What to work on: Retype the records below exactly as they appear, but leave out any pictures.

Dataset items:

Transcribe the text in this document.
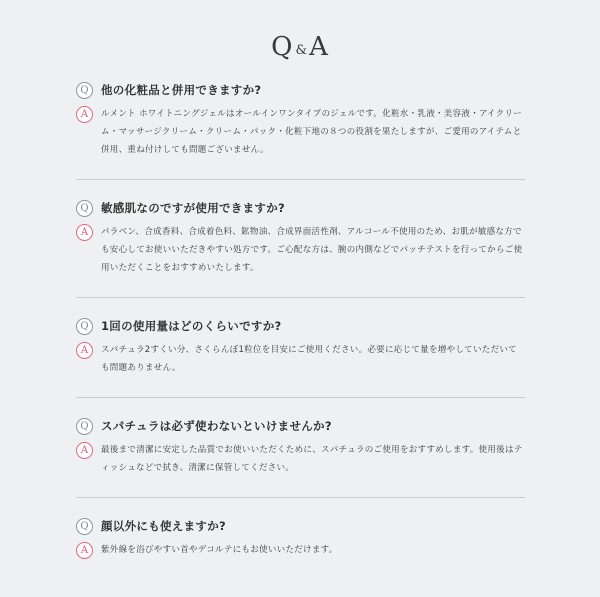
Q &A
Q	他の化粧品と併用できますか?
A	ルメント ホワイトニングジェルはオールインワンタイプのジェルです。化粧水・乳液・美容液・アイクリーム・マッサージクリーム・クリーム・パック・化粧下地の８つの役割を果たしますが、ご愛用のアイテムと併用、重ね付けしても問題ございません。
Q	敏感肌なのですが使用できますか?
A	パラベン、合成香料、合成着色料、鉱物油、合成界面活性剤、アルコール不使用のため、お肌が敏感な方でも安心してお使いいただきやすい処方です。ご心配な方は、腕の内側などでパッチテストを行ってからご使用いただくことをおすすめいたします。
Q	1回の使用量はどのくらいですか?
A	スパチュラ2すくい分、さくらんぼ1粒位を目安にご使用ください。必要に応じて量を増やしていただいても問題ありません。
Q	スパチュラは必ず使わないといけませんか?
A	最後まで清潔に安定した品質でお使いいただくために、スパチュラのご使用をおすすめします。使用後はティッシュなどで拭き、清潔に保管してください。
Q	顔以外にも使えますか?
A	紫外線を浴びやすい首やデコルテにもお使いいただけます。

Solution to this exercise:
Transcribe the text in this document.
Q &A
Q	他の化粧品と併用できますか?
A	ルメント ホワイトニングジェルはオールインワンタイプのジェルです。化粧水・乳液・美容液・アイクリーム・マッサージクリーム・クリーム・パック・化粧下地の８つの役割を果たしますが、ご愛用のアイテムと併用、重ね付けしても問題ございません。
Q	敏感肌なのですが使用できますか?
A	パラベン、合成香料、合成着色料、鉱物油、合成界面活性剤、アルコール不使用のため、お肌が敏感な方でも安心してお使いいただきやすい処方です。ご心配な方は、腕の内側などでパッチテストを行ってからご使用いただくことをおすすめいたします。
Q	1回の使用量はどのくらいですか?
A	スパチュラ2すくい分、さくらんぼ1粒位を目安にご使用ください。必要に応じて量を増やしていただいても問題ありません。
Q	スパチュラは必ず使わないといけませんか?
A	最後まで清潔に安定した品質でお使いいただくために、スパチュラのご使用をおすすめします。使用後はティッシュなどで拭き、清潔に保管してください。
Q	顔以外にも使えますか?
A	紫外線を浴びやすい首やデコルテにもお使いいただけます。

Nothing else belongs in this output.